Task directions:
Separate out the lines that hold "Unchanged".

BEGIN Data for processing

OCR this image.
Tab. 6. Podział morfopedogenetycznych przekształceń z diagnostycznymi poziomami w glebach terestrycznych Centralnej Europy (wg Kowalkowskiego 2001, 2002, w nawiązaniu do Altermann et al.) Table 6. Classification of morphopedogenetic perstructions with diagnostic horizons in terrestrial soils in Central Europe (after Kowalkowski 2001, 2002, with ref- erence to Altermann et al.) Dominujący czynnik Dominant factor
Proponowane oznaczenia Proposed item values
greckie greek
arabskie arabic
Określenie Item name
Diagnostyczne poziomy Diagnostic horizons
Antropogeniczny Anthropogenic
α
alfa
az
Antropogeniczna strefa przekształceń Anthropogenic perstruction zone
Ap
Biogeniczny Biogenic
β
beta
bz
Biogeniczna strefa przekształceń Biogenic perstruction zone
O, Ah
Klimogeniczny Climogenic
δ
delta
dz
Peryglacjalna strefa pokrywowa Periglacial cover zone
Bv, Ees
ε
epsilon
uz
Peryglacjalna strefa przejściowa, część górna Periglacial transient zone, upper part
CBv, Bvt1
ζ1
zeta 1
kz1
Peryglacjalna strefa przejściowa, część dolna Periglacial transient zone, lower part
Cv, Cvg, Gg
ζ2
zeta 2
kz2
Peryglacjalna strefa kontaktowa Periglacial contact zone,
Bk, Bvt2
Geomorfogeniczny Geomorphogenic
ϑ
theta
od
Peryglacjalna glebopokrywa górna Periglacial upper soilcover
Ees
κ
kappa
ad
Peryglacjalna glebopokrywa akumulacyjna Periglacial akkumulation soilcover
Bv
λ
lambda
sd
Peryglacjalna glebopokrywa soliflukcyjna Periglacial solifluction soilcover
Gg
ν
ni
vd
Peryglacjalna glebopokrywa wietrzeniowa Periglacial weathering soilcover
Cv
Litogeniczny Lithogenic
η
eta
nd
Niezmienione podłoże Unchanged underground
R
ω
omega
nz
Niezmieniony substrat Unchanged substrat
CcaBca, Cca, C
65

END Data for processing

Response:
Niezmienione podłoże Unchanged underground
Niezmieniony substrat Unchanged substrat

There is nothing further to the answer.